• _Supplied passage_

Becoming a Good Relative: Calling White Settlers Toward Truth, Healing, and Repair
Reviewed by Michele Sands
January 1, 2026
By Hilary Giovale. Green Writers Press, 2024. 376 pages. $21.95/paperback; $9.99/eBook.
“My impulse was to keep a low profile and hope that someone else would figure out how to make reparations, someday.” So wrote Hilary Giovale during her journey that culminated in Becoming a Good Relative: Calling White Settlers Toward Truth, Healing, and Repair. A ninth-generation settler, raised as a middle-class white woman who liked hot showers and clean sheets, Giovale married into wealth and was invited to assist with the family’s giving. As a philanthropist, wife, mother, and community organizer living in Flagstaff, Ariz., on land originally inhabited by Hopi, Diné, Apache, and other Indigenous Peoples, she made a point of learning about her neighbors and their cultures. From there, she investigated her own ancestors. To her horror, she found she was a descendent of plantation owners who had enslaved African people. But rather than shun or berate her, her new BIPOC (Black, Indigenous, and People of Color) friends invited her to go beyond guilt and “normality,” into truth-telling to become an active relative of the earth and all the people who have protected it for millennia.

• _Excerpted data_

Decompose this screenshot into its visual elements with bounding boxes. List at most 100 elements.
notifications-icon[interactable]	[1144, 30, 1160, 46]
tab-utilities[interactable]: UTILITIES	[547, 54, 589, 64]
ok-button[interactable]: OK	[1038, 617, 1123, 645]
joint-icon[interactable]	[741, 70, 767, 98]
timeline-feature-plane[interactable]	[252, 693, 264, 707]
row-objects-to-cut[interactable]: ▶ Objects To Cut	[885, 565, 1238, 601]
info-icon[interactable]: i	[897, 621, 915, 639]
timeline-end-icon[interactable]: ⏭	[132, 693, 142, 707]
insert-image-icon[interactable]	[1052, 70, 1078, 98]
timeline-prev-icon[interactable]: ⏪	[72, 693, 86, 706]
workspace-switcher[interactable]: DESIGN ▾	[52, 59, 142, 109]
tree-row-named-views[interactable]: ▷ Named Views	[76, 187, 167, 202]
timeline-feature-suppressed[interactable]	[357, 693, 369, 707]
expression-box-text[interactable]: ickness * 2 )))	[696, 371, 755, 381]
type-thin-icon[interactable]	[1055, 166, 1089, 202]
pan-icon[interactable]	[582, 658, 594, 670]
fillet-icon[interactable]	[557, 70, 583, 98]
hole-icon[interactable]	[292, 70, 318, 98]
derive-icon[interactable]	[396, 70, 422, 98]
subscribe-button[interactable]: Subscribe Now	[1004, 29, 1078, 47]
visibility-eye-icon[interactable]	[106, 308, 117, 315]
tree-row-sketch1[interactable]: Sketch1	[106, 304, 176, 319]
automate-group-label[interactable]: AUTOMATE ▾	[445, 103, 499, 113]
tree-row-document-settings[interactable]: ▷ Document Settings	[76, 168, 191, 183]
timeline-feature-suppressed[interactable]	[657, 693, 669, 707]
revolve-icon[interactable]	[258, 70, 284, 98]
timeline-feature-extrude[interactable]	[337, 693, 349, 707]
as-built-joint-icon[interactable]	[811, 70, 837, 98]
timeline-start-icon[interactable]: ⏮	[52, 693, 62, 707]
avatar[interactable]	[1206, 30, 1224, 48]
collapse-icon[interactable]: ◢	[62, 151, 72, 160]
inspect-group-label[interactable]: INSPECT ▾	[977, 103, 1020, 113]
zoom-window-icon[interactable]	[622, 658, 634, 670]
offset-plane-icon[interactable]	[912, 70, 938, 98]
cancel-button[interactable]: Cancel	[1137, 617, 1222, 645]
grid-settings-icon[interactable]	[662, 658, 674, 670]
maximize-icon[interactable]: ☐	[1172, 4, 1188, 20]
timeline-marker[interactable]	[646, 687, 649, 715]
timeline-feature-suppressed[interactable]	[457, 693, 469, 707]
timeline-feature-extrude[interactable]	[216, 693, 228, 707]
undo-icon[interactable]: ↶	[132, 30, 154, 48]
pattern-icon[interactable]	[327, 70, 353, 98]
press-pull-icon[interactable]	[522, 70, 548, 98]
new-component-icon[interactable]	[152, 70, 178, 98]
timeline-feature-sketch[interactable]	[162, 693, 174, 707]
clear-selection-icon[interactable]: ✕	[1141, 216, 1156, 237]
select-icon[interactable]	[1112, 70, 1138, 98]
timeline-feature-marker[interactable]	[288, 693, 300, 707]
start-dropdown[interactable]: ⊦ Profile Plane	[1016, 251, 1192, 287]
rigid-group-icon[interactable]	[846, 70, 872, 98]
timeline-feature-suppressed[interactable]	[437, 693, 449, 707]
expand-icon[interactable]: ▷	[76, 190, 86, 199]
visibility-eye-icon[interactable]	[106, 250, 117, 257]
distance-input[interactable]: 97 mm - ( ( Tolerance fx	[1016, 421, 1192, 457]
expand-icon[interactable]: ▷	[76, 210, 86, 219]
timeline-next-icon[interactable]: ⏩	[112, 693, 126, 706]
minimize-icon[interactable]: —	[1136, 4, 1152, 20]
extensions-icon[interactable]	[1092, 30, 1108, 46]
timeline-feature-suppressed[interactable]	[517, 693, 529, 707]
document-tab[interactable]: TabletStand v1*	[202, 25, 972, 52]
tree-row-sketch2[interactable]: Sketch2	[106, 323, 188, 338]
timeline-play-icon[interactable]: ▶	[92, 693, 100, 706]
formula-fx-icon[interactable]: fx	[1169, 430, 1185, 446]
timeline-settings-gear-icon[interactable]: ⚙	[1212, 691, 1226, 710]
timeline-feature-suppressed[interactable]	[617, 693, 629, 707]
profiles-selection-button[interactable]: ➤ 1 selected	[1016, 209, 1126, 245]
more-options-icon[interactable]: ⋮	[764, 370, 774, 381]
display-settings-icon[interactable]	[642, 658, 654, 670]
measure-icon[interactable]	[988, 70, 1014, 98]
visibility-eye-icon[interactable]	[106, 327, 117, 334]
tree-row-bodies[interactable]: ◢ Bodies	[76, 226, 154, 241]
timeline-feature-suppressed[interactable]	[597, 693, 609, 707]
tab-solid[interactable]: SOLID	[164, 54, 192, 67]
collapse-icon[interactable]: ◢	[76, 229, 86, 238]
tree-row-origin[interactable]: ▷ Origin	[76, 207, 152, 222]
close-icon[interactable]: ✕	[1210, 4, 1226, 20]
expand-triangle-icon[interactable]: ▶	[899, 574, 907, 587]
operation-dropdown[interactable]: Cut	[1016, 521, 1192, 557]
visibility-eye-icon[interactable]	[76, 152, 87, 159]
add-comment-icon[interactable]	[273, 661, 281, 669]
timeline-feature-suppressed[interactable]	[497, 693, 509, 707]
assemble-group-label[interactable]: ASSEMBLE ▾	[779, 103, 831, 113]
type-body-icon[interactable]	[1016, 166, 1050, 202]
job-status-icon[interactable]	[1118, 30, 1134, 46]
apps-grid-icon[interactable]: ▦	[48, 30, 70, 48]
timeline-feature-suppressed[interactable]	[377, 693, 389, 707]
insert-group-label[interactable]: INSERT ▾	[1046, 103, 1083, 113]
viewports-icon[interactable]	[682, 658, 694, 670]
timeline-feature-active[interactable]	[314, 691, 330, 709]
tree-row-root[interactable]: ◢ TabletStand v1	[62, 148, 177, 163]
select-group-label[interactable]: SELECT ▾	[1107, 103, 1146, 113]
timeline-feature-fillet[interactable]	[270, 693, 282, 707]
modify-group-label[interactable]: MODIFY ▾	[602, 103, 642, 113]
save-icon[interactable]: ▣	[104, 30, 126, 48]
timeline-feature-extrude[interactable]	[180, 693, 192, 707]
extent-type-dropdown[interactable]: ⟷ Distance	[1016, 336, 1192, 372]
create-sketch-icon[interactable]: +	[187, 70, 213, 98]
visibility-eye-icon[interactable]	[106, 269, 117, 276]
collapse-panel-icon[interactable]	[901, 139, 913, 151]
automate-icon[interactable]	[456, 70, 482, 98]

• _What this task involves_
Please decide whether each statement agrees with the book review above, answering yes or no and quoting the words of the review that decide it. (a) Giovale lives in Flagstaff, Ariz. (b) The book came out from Green Writers Press in 2026. (c) Her BIPOC friends berated her after learning of her ancestry.

• _Task answer_
(a) Yes: "living in Flagstaff, Ariz."
(b) No: "Green Writers Press, 2024."
(c) No: "rather than shun or berate her"